--- EXERCISE BRIEF ---
Select, from the material below, each line with "наслідком" in it.
START GIVEN DATA
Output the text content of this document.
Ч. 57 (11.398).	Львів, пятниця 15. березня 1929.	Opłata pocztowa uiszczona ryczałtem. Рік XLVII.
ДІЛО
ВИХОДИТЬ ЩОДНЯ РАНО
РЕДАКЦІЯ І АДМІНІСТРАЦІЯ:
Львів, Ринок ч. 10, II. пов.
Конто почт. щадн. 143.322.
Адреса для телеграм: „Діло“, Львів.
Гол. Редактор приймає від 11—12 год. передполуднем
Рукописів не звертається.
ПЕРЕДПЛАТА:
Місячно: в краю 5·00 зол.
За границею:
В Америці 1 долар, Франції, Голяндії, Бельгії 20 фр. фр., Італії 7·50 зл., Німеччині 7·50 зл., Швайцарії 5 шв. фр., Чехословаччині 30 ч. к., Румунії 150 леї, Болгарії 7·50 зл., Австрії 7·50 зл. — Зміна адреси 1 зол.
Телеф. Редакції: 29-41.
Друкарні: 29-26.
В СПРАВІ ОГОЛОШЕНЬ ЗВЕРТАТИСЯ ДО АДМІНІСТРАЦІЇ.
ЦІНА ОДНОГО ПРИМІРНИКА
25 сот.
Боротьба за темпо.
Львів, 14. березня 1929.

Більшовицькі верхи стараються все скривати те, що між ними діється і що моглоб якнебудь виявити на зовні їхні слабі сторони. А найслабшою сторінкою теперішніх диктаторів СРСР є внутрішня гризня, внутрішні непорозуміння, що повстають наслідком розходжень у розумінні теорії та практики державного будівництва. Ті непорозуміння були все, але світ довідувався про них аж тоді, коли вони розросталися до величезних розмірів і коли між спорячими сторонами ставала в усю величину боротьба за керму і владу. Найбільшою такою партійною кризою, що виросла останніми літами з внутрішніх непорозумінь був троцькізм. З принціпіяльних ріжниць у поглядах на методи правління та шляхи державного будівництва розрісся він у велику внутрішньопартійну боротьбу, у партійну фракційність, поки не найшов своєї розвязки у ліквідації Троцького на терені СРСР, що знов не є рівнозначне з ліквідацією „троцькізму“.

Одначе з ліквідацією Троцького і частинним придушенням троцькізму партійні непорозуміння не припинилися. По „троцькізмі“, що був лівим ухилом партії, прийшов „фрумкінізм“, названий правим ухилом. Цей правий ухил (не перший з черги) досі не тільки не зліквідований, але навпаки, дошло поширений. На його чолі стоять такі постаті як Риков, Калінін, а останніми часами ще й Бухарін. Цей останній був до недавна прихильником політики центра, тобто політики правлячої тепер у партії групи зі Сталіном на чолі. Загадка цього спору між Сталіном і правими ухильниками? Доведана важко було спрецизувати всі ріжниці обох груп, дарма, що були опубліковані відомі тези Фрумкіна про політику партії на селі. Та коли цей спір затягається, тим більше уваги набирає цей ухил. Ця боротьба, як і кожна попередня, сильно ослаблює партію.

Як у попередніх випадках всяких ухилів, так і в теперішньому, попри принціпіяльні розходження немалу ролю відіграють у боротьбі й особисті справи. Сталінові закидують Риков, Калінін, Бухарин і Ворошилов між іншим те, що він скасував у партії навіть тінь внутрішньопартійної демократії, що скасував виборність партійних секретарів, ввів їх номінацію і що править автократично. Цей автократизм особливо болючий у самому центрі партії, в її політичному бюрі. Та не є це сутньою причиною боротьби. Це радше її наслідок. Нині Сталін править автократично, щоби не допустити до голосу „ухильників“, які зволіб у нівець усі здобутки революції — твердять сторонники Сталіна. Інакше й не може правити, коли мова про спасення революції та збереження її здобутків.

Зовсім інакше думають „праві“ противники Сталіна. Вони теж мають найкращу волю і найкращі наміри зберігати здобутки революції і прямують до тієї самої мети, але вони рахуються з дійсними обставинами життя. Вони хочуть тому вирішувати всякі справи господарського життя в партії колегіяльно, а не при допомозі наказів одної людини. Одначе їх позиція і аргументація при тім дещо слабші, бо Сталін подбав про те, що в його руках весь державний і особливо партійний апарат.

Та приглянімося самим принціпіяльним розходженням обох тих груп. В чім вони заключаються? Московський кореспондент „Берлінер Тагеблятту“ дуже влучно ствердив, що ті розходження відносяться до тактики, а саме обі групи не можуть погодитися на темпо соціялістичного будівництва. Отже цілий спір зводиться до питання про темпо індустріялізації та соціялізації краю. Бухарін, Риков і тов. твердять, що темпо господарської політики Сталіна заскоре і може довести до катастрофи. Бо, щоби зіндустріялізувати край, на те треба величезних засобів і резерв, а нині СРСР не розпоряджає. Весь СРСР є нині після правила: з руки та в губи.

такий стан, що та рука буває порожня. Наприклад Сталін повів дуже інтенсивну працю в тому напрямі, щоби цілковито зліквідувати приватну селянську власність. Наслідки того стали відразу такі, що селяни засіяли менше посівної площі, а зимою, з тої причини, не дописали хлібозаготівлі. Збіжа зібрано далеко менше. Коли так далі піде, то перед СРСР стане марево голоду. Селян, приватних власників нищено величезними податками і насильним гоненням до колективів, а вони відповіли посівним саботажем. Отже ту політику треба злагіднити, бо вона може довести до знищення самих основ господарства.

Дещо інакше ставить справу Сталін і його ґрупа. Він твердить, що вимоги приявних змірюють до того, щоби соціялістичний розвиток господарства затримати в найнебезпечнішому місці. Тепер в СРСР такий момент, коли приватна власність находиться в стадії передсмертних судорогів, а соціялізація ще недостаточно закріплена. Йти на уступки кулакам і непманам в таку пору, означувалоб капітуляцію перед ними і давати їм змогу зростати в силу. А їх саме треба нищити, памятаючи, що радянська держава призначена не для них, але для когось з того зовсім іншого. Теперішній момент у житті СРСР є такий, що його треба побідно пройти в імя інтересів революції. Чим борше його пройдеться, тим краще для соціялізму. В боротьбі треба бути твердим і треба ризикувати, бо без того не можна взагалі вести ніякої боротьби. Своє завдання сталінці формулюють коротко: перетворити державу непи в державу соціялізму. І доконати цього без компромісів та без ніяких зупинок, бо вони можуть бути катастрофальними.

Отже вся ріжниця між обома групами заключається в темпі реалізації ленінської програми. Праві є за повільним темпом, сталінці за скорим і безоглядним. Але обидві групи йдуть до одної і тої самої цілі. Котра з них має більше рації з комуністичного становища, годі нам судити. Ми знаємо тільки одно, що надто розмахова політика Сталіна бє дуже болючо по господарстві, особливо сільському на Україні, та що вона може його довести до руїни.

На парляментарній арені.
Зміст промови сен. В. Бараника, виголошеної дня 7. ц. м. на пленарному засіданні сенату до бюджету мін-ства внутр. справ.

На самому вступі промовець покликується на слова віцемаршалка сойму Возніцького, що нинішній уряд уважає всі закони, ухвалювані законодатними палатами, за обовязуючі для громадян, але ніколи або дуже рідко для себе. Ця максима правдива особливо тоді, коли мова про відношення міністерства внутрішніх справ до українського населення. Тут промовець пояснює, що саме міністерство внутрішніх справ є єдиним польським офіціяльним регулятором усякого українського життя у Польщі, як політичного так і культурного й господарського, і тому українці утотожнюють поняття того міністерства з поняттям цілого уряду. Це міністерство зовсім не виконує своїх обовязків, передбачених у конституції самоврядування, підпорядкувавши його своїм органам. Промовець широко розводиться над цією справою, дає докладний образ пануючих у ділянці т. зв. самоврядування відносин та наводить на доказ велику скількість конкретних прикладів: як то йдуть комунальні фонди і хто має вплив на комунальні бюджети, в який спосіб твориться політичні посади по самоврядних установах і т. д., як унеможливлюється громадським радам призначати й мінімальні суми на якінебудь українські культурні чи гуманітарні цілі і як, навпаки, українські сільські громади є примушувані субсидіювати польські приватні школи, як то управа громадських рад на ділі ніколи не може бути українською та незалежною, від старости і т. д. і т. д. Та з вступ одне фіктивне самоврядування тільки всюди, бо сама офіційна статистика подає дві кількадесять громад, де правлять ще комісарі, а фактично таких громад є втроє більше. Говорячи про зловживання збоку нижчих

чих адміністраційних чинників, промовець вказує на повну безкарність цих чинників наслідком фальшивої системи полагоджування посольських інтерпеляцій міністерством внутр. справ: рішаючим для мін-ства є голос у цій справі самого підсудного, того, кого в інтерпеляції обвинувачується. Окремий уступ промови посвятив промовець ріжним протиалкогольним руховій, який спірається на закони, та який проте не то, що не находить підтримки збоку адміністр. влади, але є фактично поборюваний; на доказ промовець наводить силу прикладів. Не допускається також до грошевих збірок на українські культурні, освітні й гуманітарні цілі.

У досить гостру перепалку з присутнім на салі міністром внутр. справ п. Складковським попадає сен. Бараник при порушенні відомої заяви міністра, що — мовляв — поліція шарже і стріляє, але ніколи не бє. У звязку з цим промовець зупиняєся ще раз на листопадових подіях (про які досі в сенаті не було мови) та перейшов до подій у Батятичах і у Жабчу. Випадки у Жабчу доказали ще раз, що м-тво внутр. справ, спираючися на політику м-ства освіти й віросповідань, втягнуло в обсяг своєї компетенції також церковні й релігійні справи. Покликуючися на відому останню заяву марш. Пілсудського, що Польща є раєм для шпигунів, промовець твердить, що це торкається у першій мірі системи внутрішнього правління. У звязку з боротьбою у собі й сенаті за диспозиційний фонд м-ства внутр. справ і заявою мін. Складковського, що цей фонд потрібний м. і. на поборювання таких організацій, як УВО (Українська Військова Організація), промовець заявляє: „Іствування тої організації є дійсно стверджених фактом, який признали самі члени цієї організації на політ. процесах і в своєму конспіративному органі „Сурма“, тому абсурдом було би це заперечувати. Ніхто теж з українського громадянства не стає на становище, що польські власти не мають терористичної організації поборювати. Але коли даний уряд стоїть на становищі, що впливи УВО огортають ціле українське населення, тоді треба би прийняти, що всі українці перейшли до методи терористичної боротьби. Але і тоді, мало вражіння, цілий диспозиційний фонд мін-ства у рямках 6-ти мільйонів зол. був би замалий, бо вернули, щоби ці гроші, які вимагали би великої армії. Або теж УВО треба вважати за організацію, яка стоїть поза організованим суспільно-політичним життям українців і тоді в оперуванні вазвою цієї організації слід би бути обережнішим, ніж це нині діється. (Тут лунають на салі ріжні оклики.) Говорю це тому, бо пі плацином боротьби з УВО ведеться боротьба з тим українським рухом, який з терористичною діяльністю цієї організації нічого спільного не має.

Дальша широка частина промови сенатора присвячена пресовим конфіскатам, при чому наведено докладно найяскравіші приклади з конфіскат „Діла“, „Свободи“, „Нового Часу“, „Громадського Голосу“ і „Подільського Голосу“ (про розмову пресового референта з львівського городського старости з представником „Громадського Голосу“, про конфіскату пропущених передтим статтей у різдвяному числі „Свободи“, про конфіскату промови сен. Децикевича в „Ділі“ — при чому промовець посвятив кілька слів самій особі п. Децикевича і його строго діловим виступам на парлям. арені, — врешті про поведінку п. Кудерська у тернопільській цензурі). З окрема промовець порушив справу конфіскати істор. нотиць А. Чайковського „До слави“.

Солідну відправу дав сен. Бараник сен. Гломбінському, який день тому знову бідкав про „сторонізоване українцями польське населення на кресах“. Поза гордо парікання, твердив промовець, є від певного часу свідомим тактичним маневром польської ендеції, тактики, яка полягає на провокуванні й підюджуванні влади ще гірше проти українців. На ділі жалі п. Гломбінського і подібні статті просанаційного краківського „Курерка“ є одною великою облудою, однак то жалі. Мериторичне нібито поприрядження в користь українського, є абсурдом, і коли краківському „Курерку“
END GIVEN DATA
START GIVEN DATA
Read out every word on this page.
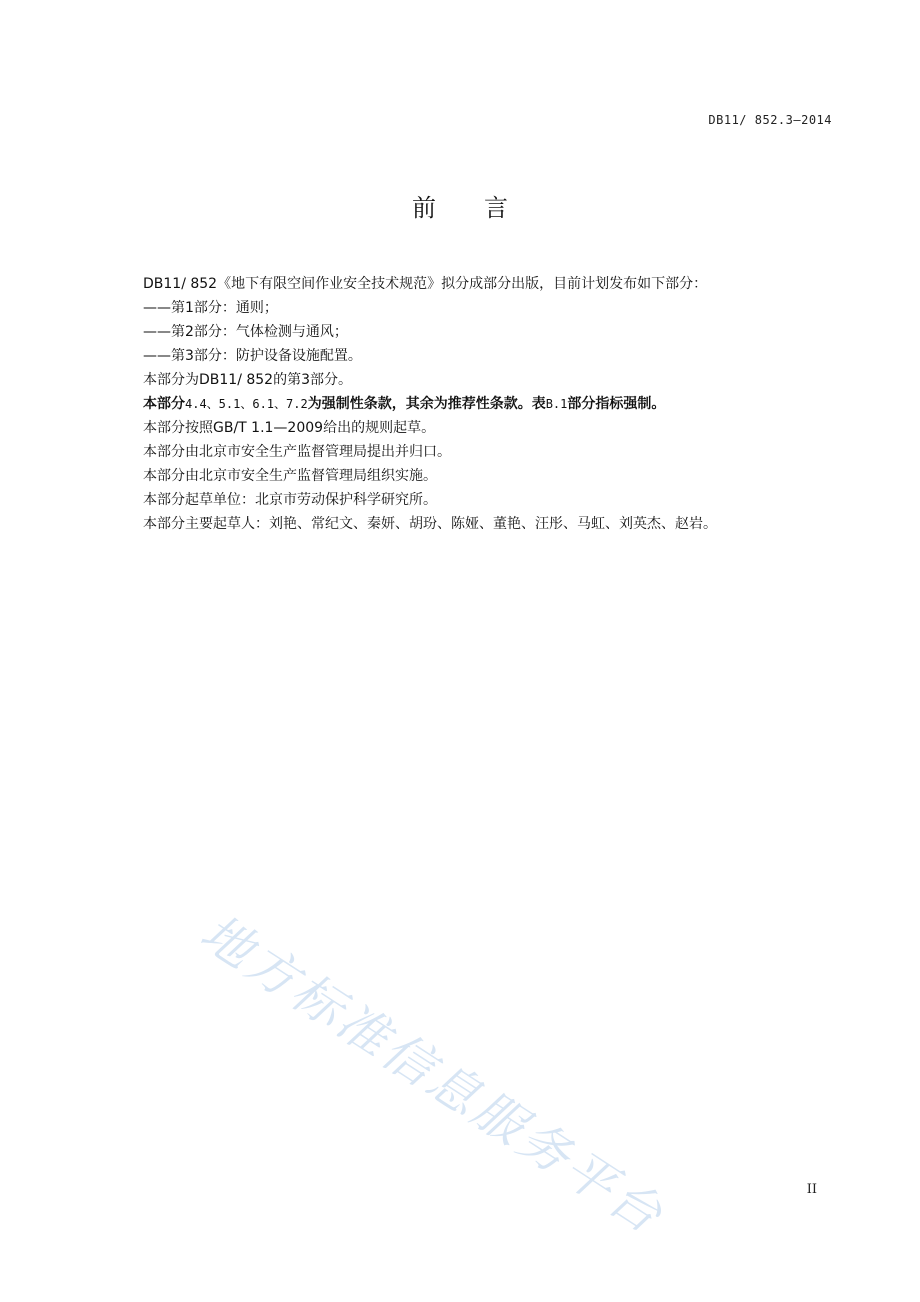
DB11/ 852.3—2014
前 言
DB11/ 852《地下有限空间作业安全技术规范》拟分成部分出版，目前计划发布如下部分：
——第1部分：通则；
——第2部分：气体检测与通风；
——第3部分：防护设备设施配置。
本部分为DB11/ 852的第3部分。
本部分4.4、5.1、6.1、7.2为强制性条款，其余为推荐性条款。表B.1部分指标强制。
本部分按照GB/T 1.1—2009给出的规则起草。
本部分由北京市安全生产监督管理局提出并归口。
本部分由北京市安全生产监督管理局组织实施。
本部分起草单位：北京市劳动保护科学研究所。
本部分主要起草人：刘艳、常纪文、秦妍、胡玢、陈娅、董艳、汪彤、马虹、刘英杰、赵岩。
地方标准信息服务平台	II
END GIVEN DATA
START GIVEN DATA
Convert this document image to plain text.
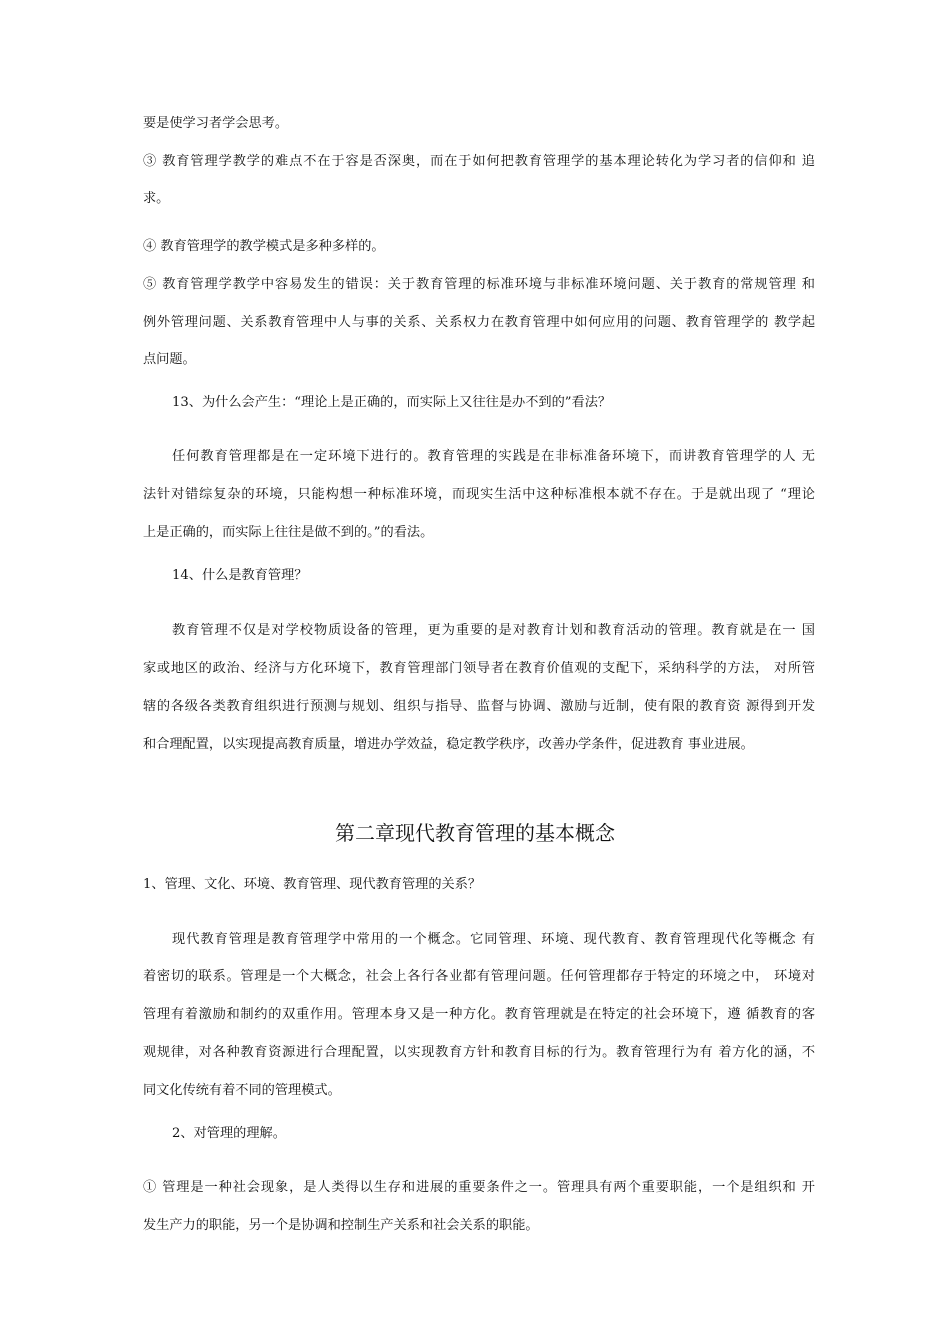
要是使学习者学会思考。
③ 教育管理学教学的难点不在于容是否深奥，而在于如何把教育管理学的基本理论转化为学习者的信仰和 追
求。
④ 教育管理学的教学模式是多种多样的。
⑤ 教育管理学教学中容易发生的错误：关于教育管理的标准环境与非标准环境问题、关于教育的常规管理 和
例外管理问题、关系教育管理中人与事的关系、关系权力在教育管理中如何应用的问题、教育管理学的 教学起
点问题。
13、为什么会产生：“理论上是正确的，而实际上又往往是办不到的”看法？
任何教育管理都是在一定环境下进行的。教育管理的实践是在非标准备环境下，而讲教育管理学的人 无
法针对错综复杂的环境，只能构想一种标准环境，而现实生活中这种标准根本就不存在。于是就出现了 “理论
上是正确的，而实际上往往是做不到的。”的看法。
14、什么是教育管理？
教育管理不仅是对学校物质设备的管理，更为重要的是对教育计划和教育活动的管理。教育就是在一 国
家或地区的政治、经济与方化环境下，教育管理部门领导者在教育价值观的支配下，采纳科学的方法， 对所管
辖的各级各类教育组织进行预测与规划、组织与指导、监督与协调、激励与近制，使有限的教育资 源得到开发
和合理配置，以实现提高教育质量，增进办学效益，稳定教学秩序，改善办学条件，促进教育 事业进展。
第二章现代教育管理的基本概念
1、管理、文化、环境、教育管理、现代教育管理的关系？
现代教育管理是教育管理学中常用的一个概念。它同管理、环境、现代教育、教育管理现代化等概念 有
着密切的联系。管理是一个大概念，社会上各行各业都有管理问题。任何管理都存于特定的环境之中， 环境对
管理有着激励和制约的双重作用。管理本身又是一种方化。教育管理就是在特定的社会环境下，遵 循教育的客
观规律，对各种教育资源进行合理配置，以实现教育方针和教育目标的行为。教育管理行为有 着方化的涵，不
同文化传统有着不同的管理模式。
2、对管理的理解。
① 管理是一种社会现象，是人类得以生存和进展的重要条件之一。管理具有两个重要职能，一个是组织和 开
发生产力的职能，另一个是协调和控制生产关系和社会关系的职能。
END GIVEN DATA
--- TASK RESULT ---
Більшовицькі верхи стараються все скривати те, що між ними діється і що моглоб якнебудь виявити на зовні їхні слабі сторони. А найслабшою сторінкою теперішніх диктаторів СРСР є внутрішня гризня, внутрішні непорозуміння, що повстають наслідком розходжень у розумінні теорії та практики державного будівництва. Ті непорозуміння були все, але світ довідувався про них аж тоді, коли вони розросталися до величезних розмірів і коли між спорячими сторонами ставала в усю величину боротьба за керму і владу. Найбільшою такою партійною кризою, що виросла останніми літами з внутрішніх непорозумінь був троцькізм. З принціпіяльних ріжниць у поглядах на методи правління та шляхи державного будівництва розрісся він у велику внутрішньопартійну боротьбу, у партійну фракційність, поки не найшов своєї розвязки у ліквідації Троцького на терені СРСР, що знов не є рівнозначне з ліквідацією „троцькізму“.
чих адміністраційних чинників, промовець вказує на повну безкарність цих чинників наслідком фальшивої системи полагоджування посольських інтерпеляцій міністерством внутр. справ: рішаючим для мін-ства є голос у цій справі самого підсудного, того, кого в інтерпеляції обвинувачується. Окремий уступ промови посвятив промовець ріжним протиалкогольним руховій, який спірається на закони, та який проте не то, що не находить підтримки збоку адміністр. влади, але є фактично поборюваний; на доказ промовець наводить силу прикладів. Не допускається також до грошевих збірок на українські культурні, освітні й гуманітарні цілі.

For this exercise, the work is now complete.